- Short problem:
Gather each line containing the string "like" from these entries.

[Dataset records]

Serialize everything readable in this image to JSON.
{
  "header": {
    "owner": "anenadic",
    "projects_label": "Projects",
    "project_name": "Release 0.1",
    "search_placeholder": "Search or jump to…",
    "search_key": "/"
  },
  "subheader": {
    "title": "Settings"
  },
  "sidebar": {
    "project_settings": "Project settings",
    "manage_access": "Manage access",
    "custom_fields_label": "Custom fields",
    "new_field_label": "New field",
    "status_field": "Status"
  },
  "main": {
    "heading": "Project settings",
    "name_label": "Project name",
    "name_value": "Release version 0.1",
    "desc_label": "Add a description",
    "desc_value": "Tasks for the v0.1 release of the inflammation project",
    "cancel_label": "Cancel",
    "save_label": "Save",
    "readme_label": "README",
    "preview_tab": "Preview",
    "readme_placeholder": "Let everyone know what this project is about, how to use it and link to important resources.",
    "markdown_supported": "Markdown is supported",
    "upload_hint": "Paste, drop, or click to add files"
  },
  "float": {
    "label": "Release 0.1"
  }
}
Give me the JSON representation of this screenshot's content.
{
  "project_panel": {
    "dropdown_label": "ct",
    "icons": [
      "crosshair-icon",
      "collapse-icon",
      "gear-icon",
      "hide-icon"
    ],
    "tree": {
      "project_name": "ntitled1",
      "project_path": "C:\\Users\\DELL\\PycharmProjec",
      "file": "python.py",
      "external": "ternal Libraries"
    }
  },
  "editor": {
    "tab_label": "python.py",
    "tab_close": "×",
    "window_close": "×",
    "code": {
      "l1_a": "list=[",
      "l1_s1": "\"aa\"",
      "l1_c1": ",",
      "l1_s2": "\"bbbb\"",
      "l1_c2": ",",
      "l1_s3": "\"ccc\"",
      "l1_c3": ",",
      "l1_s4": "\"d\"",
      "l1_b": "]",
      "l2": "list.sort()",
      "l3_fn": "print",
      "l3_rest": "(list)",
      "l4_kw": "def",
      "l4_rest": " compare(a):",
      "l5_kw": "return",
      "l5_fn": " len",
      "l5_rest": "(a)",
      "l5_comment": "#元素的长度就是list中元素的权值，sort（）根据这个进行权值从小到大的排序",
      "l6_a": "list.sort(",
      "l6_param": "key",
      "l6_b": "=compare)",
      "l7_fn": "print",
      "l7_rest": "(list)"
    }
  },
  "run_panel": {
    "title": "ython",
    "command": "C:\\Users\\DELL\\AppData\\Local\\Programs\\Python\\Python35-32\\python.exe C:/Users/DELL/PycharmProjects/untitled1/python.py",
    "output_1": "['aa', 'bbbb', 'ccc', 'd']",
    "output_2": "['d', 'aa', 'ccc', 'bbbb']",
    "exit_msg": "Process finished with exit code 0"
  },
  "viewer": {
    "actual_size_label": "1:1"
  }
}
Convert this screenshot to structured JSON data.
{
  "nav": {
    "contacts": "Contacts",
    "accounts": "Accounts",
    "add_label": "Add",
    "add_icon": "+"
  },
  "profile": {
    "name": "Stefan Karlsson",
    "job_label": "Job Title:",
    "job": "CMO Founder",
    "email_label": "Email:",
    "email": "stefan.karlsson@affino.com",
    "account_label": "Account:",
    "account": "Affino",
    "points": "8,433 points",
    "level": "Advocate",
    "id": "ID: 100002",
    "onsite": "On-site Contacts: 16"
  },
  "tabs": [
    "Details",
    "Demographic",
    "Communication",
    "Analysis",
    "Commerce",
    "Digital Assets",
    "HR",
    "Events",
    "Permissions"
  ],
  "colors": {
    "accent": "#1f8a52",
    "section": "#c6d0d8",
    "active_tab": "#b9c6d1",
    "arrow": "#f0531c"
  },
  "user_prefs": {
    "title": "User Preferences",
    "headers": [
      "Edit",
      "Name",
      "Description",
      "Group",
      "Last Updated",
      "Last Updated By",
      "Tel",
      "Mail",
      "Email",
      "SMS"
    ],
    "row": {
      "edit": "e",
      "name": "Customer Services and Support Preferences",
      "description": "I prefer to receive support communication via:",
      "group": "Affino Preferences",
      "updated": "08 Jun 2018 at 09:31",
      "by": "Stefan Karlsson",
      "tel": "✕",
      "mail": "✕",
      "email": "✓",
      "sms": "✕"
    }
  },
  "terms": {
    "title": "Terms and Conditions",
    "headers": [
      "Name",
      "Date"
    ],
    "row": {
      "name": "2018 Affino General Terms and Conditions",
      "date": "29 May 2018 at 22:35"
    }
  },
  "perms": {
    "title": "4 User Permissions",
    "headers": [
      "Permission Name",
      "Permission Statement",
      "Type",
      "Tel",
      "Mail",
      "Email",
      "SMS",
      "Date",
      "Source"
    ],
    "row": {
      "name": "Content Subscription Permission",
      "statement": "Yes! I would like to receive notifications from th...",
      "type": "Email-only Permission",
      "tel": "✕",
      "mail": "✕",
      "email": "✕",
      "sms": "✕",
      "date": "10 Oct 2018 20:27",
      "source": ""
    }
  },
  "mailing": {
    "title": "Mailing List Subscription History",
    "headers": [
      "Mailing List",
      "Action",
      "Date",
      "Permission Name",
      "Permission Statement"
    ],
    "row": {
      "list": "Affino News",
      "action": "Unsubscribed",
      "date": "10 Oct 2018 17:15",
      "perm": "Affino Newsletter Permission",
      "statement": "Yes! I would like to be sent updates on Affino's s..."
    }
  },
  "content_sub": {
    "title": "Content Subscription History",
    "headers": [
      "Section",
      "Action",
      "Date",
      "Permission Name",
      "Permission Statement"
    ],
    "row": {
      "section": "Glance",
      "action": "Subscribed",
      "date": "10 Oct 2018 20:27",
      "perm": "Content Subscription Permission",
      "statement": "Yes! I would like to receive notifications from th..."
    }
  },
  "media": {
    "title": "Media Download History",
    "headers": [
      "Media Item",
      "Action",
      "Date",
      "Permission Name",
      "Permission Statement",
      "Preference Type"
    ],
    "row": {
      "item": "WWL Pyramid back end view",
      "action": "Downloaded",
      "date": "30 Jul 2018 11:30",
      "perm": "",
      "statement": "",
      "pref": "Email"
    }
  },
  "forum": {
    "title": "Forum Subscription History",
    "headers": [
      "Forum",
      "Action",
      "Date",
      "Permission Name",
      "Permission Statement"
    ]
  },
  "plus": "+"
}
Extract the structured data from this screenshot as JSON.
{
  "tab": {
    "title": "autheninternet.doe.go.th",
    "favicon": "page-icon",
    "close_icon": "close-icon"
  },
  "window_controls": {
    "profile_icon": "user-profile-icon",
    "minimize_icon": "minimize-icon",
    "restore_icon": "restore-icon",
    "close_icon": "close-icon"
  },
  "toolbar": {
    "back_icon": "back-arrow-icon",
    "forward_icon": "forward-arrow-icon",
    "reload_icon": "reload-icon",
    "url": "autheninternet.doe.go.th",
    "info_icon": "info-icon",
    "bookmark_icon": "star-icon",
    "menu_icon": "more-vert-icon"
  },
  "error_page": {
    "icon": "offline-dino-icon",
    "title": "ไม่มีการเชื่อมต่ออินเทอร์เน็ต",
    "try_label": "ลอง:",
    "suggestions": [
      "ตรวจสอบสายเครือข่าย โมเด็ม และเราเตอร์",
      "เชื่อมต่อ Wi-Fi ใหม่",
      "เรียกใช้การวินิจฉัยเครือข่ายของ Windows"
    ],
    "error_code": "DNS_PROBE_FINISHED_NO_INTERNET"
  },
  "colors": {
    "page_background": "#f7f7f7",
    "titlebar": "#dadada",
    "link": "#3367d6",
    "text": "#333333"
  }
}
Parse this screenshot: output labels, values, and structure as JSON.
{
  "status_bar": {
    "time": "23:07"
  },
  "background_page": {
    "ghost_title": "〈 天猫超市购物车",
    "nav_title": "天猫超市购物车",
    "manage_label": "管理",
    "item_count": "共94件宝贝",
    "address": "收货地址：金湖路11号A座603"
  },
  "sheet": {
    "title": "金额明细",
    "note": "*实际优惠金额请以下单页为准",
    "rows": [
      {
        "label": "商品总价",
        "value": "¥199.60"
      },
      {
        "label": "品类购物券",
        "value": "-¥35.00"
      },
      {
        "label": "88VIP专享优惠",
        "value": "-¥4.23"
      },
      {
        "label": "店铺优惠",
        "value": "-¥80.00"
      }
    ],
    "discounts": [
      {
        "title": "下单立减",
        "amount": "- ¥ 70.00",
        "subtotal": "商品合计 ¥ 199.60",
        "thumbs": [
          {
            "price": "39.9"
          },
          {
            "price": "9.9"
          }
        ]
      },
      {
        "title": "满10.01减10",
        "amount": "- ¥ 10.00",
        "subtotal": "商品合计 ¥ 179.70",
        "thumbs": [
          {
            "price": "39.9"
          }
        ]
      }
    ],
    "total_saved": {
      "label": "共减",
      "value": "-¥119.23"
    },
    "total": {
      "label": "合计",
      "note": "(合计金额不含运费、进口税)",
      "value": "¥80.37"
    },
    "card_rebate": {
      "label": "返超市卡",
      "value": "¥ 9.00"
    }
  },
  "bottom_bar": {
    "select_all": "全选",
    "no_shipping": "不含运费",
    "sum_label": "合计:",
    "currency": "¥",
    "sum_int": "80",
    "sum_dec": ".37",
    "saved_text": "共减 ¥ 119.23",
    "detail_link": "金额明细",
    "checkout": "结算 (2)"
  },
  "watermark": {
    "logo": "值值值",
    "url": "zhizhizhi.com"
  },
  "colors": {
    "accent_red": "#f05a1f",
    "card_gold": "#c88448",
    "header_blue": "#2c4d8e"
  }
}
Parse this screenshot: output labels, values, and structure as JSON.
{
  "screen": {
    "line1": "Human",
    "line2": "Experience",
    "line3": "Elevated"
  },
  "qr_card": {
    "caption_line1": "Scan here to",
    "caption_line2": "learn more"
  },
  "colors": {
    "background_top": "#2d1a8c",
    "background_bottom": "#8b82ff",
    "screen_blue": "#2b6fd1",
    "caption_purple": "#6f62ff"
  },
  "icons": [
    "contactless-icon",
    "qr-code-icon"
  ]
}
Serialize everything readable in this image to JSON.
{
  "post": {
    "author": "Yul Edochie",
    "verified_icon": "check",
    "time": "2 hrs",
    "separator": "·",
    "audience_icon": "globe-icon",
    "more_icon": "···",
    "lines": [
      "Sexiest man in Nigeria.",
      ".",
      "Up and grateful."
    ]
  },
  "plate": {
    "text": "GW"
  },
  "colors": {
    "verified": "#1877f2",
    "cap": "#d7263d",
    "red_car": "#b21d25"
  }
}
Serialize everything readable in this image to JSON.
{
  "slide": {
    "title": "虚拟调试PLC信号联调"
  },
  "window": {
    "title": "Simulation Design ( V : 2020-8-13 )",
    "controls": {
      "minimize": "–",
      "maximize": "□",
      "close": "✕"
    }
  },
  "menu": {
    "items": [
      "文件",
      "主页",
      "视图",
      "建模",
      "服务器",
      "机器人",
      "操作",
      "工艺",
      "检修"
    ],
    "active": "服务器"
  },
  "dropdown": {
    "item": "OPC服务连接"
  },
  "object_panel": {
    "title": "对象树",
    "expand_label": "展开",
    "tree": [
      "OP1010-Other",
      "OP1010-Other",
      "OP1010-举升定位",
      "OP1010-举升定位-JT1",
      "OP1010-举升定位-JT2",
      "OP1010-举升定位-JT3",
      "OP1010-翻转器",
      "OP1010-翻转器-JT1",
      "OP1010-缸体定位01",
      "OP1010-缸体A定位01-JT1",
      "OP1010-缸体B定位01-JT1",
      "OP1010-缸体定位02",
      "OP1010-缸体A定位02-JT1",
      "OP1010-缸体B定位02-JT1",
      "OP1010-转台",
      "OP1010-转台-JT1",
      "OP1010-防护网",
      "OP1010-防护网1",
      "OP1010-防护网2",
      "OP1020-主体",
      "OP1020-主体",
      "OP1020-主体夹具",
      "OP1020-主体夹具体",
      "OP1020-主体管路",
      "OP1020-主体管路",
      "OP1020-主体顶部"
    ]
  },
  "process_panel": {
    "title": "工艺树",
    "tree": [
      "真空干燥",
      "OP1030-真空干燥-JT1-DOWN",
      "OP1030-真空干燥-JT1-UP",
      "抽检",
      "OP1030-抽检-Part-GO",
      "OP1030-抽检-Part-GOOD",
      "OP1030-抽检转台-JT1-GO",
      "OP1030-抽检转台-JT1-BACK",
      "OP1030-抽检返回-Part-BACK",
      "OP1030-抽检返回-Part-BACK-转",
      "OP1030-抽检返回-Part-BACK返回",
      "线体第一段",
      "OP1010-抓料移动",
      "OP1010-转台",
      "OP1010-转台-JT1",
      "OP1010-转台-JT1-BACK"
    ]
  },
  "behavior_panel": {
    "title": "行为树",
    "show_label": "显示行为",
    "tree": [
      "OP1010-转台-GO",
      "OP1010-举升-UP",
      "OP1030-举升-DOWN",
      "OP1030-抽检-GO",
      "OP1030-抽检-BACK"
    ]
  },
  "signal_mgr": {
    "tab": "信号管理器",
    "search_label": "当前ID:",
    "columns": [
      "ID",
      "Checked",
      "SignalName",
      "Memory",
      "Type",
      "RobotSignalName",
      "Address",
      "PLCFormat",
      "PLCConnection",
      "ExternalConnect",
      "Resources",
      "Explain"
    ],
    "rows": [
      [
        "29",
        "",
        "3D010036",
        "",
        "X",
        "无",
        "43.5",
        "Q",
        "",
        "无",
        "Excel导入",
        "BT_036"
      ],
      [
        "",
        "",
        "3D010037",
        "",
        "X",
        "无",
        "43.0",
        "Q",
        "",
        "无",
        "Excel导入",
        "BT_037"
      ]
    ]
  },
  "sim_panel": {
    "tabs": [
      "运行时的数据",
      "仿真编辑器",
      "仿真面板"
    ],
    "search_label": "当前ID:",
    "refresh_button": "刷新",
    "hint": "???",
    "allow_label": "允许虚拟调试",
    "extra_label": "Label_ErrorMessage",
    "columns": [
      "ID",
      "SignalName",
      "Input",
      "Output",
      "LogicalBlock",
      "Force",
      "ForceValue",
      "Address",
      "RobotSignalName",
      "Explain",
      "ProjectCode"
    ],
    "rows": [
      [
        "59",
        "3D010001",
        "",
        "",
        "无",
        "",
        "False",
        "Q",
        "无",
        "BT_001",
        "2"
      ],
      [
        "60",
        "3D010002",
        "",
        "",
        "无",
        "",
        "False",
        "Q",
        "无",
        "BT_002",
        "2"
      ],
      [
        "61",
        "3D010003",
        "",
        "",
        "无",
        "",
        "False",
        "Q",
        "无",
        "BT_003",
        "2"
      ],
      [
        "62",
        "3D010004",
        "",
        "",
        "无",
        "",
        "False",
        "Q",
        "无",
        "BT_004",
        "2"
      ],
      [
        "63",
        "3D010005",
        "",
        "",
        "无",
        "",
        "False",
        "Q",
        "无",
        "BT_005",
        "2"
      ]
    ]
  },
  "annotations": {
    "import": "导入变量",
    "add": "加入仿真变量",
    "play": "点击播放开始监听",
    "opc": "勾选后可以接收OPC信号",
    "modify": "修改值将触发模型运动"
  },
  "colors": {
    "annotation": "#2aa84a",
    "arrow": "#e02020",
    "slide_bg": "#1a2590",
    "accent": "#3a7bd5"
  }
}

- Problem solution:
      "statement": "Yes! I would like to receive notifications from th...",
      "statement": "Yes! I would like to be sent updates on Affino's s..."
      "statement": "Yes! I would like to receive notifications from th..."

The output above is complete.